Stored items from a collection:
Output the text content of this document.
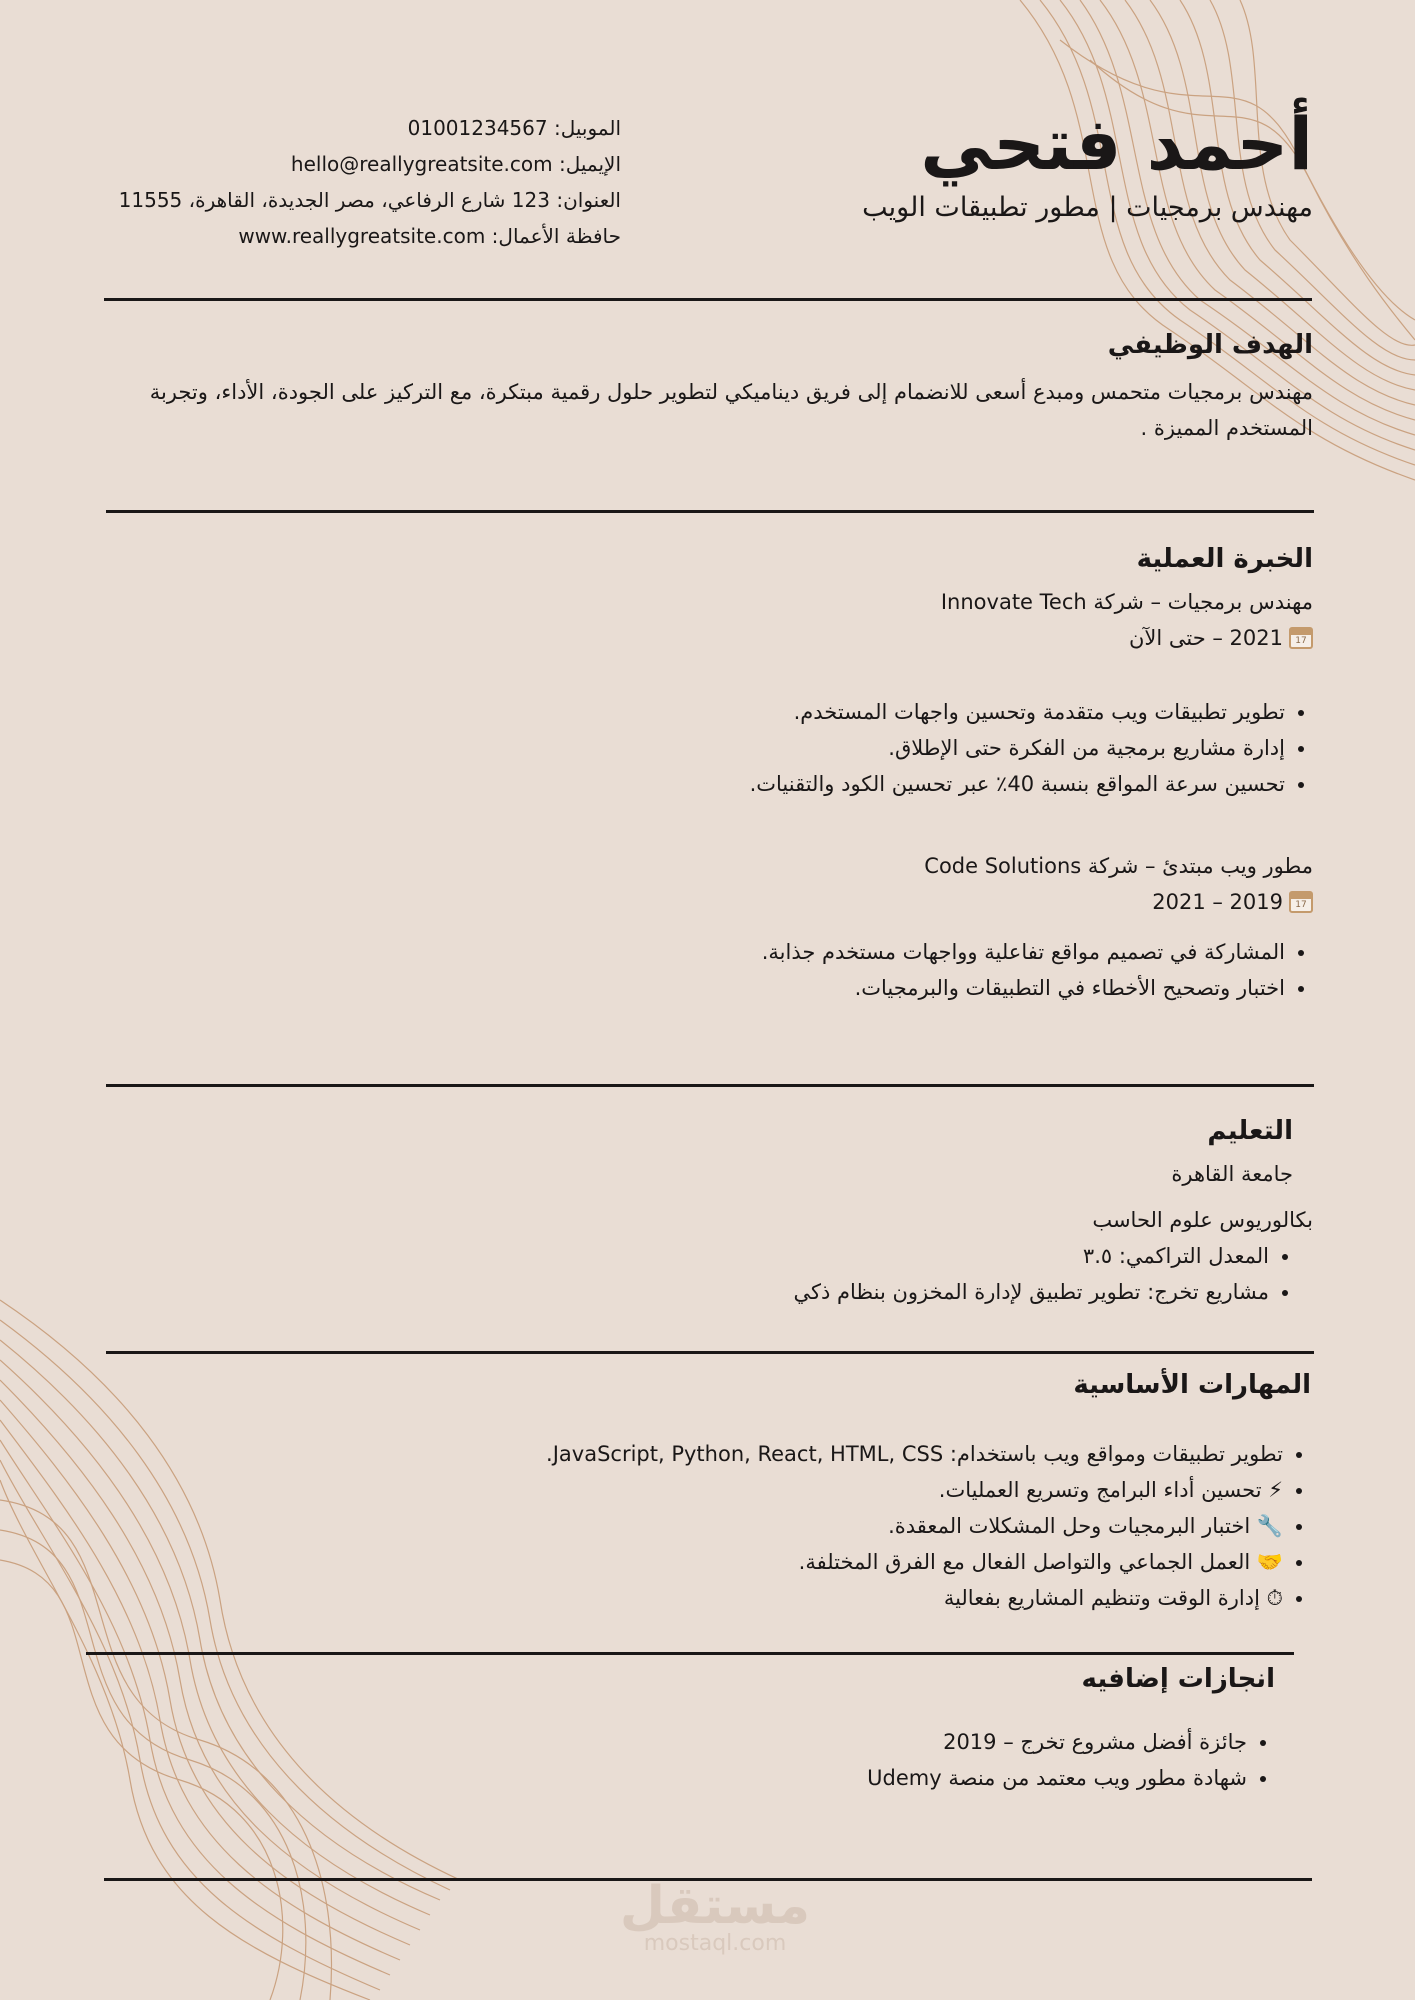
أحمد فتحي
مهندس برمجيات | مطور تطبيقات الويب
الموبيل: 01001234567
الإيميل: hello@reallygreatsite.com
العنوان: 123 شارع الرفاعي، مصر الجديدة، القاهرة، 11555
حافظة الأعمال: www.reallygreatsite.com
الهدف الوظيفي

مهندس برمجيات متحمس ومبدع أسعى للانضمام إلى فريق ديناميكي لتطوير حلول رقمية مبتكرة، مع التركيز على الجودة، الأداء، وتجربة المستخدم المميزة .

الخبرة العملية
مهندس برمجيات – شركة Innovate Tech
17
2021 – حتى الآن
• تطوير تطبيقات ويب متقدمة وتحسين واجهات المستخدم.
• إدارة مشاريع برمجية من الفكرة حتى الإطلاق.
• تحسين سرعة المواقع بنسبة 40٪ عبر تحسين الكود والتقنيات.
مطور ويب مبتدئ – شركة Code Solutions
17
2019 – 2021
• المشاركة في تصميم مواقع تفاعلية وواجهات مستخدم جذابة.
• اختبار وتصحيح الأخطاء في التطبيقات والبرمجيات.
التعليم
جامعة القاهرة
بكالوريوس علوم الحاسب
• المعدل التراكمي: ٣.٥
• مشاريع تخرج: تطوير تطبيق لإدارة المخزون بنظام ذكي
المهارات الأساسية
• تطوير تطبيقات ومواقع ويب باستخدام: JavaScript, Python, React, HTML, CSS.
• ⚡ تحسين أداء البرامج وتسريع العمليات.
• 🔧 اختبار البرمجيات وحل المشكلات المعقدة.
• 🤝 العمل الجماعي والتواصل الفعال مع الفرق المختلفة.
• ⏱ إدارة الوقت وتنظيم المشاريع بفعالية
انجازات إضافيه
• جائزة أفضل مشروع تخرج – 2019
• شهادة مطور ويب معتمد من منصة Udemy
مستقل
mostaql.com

--

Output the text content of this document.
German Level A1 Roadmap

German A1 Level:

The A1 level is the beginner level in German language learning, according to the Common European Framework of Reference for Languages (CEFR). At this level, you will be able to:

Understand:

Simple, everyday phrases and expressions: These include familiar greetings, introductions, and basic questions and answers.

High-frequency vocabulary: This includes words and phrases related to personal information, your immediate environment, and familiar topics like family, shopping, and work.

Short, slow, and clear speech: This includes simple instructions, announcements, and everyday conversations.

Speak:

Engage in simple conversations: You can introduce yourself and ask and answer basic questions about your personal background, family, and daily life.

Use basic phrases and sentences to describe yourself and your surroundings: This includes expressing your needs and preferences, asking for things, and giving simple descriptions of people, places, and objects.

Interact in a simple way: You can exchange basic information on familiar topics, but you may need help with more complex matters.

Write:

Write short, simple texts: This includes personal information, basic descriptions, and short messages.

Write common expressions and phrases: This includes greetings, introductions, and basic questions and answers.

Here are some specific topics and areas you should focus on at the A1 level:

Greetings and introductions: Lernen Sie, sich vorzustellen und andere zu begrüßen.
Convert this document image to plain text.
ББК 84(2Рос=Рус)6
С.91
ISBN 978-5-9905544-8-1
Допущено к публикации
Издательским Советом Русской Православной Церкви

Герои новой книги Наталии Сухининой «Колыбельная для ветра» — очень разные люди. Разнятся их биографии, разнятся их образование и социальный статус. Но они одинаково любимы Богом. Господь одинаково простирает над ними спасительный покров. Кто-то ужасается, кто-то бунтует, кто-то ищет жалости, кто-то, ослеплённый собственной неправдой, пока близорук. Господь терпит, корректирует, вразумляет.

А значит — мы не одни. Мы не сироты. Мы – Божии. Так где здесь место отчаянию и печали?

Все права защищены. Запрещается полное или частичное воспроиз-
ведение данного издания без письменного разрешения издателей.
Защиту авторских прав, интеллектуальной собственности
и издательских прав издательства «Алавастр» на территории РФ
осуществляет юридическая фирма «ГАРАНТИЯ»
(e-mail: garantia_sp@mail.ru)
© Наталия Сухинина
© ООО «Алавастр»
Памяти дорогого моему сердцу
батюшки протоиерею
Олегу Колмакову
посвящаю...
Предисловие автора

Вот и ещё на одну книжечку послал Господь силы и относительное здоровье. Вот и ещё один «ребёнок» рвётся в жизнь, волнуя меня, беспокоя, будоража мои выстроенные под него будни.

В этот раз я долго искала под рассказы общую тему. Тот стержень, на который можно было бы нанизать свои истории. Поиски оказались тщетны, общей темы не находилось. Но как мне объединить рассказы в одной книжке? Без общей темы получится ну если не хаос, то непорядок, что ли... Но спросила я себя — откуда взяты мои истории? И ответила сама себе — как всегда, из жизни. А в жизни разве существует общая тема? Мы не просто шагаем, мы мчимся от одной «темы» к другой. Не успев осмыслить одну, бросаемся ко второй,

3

...

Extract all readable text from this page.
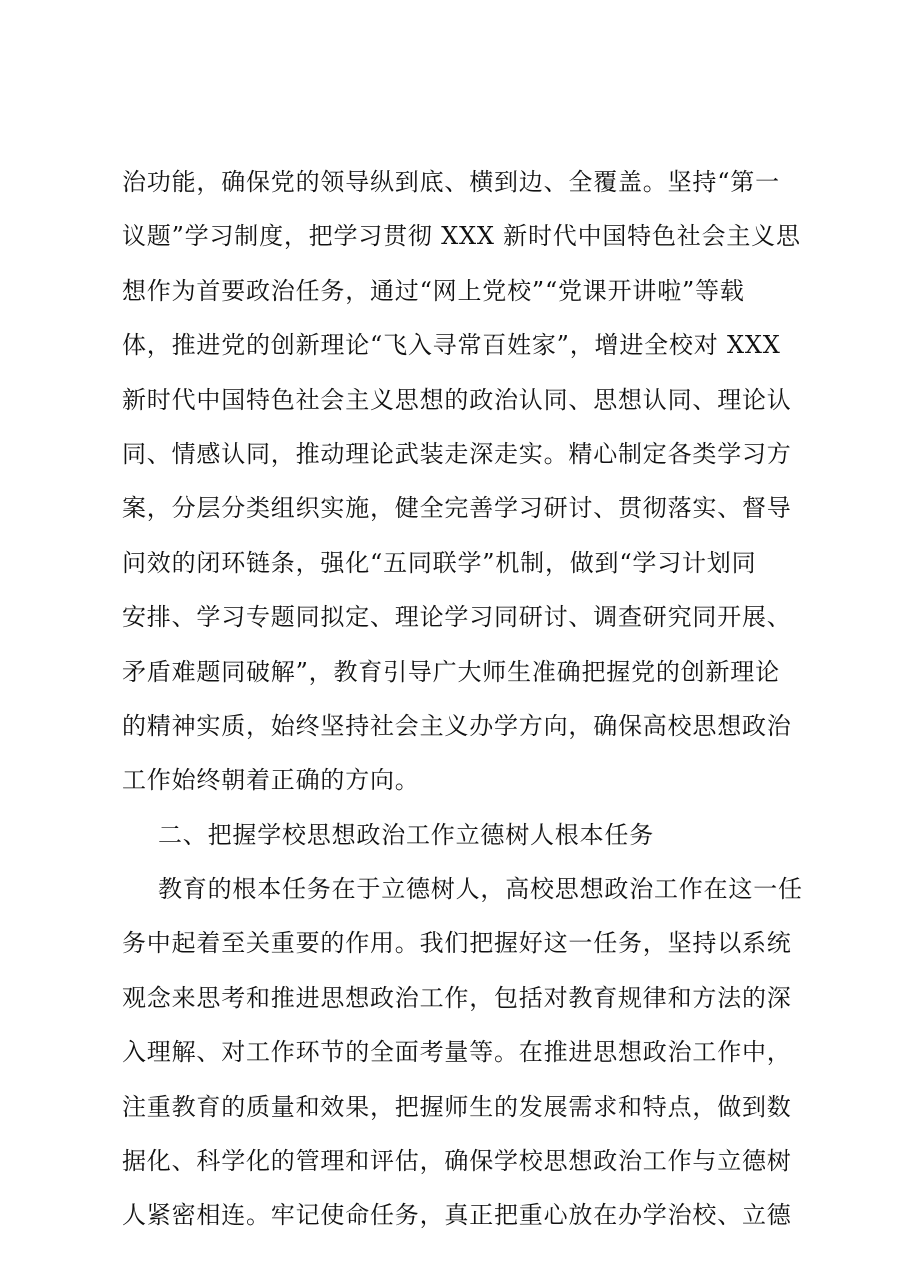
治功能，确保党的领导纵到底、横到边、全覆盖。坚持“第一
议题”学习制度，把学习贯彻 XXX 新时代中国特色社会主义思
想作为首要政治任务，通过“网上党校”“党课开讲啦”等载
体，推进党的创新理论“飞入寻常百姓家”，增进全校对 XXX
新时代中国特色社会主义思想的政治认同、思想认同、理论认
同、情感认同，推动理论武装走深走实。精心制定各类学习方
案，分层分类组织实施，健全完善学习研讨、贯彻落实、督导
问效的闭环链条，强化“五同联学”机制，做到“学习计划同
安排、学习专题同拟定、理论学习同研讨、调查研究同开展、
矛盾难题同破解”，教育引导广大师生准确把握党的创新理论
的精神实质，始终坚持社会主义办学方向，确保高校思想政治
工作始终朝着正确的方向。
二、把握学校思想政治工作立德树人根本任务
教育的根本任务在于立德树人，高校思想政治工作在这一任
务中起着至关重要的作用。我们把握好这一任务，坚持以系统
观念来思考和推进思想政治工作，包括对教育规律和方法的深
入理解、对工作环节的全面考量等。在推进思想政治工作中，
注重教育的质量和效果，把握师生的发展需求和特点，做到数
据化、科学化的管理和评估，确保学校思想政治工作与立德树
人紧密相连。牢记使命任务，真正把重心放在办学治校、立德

[Stated task]: Using the listing, collect all lines in which the string "your" is found.

[Result]:
High-frequency vocabulary: This includes words and phrases related to personal information, your immediate environment, and familiar topics like family, shopping, and work.
Engage in simple conversations: You can introduce yourself and ask and answer basic questions about your personal background, family, and daily life.
Use basic phrases and sentences to describe yourself and your surroundings: This includes expressing your needs and preferences, asking for things, and giving simple descriptions of people, places, and objects.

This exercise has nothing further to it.